Required task » Extract the listing below word for word, starting with its first line and going on through the line containing "dialog-footer: Carica Annulla", with both of those lines included.

Extracted material »
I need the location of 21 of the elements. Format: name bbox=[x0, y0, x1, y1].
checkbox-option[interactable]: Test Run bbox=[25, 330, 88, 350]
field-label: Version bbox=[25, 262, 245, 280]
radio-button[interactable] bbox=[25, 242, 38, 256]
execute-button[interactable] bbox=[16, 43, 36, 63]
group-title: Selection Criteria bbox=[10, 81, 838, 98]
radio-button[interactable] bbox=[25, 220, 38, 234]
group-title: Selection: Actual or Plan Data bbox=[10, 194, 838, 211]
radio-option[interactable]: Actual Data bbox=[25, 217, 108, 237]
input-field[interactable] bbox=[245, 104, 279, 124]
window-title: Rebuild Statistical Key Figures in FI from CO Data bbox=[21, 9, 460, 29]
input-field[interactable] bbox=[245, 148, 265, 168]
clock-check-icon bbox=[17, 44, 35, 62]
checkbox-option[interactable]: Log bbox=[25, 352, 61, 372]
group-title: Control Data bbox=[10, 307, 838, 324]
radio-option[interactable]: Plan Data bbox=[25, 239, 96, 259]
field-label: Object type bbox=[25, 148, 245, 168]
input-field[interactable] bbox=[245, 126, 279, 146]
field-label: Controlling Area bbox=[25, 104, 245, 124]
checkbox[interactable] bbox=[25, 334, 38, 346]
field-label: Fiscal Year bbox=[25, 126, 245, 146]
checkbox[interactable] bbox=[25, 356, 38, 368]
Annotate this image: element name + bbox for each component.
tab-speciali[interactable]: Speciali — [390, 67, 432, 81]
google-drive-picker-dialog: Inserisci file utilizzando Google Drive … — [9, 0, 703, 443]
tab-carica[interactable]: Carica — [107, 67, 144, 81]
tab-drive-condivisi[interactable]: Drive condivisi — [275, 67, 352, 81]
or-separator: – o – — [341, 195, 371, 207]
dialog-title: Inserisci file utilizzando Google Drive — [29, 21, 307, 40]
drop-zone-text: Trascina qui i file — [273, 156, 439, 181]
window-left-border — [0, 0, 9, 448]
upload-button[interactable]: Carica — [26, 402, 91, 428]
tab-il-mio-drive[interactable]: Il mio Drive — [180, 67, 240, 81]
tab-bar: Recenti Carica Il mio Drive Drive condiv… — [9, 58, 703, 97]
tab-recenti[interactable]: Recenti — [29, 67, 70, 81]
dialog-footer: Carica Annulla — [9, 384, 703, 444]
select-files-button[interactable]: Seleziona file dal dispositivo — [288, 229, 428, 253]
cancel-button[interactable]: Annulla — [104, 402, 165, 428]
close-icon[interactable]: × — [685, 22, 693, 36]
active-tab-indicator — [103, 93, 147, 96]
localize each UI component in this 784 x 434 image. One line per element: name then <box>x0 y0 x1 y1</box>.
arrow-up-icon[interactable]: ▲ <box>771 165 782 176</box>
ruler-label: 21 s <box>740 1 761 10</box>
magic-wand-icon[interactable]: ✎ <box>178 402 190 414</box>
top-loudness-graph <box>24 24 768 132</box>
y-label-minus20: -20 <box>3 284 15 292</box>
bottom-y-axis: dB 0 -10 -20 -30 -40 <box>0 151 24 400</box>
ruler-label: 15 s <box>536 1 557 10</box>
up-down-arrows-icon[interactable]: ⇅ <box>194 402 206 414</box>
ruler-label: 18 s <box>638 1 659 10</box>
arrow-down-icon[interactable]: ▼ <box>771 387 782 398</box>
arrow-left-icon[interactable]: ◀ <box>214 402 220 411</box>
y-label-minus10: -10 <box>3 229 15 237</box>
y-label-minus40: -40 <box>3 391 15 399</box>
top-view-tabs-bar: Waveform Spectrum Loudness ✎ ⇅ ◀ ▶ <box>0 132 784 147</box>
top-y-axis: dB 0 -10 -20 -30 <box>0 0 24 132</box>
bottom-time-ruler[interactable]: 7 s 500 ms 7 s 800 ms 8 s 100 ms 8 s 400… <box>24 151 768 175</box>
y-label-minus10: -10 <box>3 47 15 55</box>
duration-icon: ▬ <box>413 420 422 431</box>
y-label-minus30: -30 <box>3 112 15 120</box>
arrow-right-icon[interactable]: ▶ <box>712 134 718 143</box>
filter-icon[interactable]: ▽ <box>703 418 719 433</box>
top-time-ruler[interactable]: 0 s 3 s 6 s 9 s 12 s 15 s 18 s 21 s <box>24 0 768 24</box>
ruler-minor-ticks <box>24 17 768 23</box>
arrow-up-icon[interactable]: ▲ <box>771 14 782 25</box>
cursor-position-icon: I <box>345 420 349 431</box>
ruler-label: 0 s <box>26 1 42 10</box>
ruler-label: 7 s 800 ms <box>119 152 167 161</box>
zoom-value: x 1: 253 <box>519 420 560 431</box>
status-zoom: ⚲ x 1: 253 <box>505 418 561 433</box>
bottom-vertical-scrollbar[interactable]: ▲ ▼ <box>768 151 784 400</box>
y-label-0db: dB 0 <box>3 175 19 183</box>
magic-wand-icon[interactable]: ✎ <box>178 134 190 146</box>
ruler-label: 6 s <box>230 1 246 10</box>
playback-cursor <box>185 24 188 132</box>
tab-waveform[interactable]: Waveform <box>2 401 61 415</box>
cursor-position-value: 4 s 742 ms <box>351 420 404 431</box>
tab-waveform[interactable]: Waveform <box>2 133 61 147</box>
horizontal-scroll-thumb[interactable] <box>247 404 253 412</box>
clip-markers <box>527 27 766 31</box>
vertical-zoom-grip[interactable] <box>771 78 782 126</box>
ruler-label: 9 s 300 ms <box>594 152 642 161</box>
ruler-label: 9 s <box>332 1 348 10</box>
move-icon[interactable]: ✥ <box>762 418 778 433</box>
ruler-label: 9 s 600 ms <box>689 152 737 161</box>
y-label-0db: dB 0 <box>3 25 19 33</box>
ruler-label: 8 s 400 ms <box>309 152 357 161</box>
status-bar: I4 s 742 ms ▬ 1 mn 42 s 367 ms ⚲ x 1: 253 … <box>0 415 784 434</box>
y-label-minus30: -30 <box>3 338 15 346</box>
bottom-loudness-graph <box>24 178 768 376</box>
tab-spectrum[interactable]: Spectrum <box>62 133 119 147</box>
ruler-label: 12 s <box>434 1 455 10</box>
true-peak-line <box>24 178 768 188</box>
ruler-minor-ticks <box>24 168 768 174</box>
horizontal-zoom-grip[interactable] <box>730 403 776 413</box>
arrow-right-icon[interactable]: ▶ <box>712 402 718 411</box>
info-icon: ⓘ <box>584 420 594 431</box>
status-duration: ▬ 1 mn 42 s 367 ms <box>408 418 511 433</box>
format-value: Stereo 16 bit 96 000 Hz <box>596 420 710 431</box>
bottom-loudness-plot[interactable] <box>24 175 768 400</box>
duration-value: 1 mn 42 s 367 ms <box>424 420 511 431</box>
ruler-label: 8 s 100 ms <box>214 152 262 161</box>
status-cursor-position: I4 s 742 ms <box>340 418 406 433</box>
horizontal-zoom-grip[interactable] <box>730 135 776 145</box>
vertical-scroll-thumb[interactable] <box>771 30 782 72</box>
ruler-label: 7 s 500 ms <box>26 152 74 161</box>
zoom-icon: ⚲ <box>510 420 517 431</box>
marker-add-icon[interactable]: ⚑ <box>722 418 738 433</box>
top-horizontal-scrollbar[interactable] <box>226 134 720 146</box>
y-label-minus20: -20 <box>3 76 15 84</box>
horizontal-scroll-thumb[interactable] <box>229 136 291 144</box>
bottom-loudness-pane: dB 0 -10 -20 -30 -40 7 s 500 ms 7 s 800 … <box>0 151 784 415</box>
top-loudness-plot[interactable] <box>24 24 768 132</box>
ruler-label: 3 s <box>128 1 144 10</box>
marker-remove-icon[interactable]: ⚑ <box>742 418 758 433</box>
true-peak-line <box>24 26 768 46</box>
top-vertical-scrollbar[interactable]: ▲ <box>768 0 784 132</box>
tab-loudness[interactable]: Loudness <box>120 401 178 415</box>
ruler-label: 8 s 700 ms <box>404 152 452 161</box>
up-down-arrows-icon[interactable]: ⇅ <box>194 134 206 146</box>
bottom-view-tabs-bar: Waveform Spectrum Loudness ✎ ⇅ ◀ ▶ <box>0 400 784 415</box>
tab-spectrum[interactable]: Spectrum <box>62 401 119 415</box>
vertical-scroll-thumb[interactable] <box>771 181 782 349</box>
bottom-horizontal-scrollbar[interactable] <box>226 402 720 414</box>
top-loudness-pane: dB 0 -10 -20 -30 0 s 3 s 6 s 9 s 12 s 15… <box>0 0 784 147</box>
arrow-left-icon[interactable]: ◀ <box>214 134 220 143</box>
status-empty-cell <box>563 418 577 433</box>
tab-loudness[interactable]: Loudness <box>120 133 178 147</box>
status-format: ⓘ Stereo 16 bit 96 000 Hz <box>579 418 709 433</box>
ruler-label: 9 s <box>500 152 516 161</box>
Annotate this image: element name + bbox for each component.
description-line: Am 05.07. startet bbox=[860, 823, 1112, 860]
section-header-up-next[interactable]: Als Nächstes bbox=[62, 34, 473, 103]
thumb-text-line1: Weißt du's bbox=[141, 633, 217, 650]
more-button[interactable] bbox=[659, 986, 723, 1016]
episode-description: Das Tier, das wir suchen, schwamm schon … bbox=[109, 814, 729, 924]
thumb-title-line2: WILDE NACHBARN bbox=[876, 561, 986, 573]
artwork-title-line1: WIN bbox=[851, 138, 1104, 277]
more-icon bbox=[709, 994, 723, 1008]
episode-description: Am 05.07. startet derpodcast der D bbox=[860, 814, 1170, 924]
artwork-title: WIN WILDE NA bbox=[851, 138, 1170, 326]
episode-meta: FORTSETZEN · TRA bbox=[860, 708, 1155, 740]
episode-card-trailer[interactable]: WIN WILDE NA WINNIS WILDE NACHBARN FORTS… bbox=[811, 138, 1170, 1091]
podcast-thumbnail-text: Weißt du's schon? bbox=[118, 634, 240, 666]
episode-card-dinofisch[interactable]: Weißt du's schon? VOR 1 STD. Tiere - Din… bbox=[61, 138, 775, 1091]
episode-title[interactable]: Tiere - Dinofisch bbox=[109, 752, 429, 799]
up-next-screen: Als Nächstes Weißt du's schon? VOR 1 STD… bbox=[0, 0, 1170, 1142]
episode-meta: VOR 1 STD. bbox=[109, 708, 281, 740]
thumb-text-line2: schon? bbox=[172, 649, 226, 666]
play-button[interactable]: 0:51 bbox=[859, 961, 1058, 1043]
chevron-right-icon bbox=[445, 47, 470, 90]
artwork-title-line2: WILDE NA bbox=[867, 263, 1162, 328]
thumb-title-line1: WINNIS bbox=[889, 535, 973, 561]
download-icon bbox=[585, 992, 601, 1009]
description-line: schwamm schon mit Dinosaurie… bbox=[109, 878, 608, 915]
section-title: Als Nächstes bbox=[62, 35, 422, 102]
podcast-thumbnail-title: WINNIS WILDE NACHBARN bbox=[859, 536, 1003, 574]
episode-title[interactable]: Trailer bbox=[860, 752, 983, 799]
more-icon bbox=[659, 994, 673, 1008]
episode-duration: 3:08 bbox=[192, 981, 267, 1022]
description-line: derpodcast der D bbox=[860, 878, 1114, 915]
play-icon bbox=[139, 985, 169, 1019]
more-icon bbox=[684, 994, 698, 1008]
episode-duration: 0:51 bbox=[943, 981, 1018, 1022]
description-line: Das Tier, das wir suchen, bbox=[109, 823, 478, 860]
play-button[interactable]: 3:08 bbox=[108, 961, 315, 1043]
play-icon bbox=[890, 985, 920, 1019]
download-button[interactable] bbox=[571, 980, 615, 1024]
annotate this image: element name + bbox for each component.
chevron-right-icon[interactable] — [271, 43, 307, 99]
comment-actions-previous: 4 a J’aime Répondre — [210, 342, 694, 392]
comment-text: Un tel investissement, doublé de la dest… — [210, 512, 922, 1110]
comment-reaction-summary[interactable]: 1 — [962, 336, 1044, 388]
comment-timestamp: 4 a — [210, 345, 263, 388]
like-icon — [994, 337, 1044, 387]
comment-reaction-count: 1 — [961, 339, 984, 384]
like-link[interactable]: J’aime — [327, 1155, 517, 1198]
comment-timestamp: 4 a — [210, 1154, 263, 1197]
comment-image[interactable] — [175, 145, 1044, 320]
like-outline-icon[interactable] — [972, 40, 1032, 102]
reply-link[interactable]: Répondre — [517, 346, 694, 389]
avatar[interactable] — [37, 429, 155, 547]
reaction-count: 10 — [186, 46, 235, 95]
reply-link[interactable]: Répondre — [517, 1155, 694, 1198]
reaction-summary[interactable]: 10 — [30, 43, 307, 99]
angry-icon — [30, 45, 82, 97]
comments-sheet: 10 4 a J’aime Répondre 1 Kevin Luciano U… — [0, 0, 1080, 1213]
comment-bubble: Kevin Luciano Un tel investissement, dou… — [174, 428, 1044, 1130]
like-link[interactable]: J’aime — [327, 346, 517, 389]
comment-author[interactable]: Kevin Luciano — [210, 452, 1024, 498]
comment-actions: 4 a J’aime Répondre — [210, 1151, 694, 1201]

Reply »
I need the location of 21 of the elements. Format: name bbox=[x0, y0, x1, y1].
checkbox-option[interactable]: Test Run bbox=[25, 330, 88, 350]
field-label: Version bbox=[25, 262, 245, 280]
radio-button[interactable] bbox=[25, 242, 38, 256]
execute-button[interactable] bbox=[16, 43, 36, 63]
group-title: Selection Criteria bbox=[10, 81, 838, 98]
radio-button[interactable] bbox=[25, 220, 38, 234]
group-title: Selection: Actual or Plan Data bbox=[10, 194, 838, 211]
radio-option[interactable]: Actual Data bbox=[25, 217, 108, 237]
input-field[interactable] bbox=[245, 104, 279, 124]
window-title: Rebuild Statistical Key Figures in FI from CO Data bbox=[21, 9, 460, 29]
input-field[interactable] bbox=[245, 148, 265, 168]
clock-check-icon bbox=[17, 44, 35, 62]
checkbox-option[interactable]: Log bbox=[25, 352, 61, 372]
group-title: Control Data bbox=[10, 307, 838, 324]
radio-option[interactable]: Plan Data bbox=[25, 239, 96, 259]
field-label: Object type bbox=[25, 148, 245, 168]
input-field[interactable] bbox=[245, 126, 279, 146]
field-label: Controlling Area bbox=[25, 104, 245, 124]
checkbox[interactable] bbox=[25, 334, 38, 346]
field-label: Fiscal Year bbox=[25, 126, 245, 146]
checkbox[interactable] bbox=[25, 356, 38, 368]
Annotate this image: element name + bbox for each component.
tab-speciali[interactable]: Speciali — [390, 67, 432, 81]
google-drive-picker-dialog: Inserisci file utilizzando Google Drive … — [9, 0, 703, 443]
tab-carica[interactable]: Carica — [107, 67, 144, 81]
tab-drive-condivisi[interactable]: Drive condivisi — [275, 67, 352, 81]
or-separator: – o – — [341, 195, 371, 207]
dialog-title: Inserisci file utilizzando Google Drive — [29, 21, 307, 40]
drop-zone-text: Trascina qui i file — [273, 156, 439, 181]
window-left-border — [0, 0, 9, 448]
upload-button[interactable]: Carica — [26, 402, 91, 428]
tab-il-mio-drive[interactable]: Il mio Drive — [180, 67, 240, 81]
tab-bar: Recenti Carica Il mio Drive Drive condiv… — [9, 58, 703, 97]
tab-recenti[interactable]: Recenti — [29, 67, 70, 81]
dialog-footer: Carica Annulla — [9, 384, 703, 444]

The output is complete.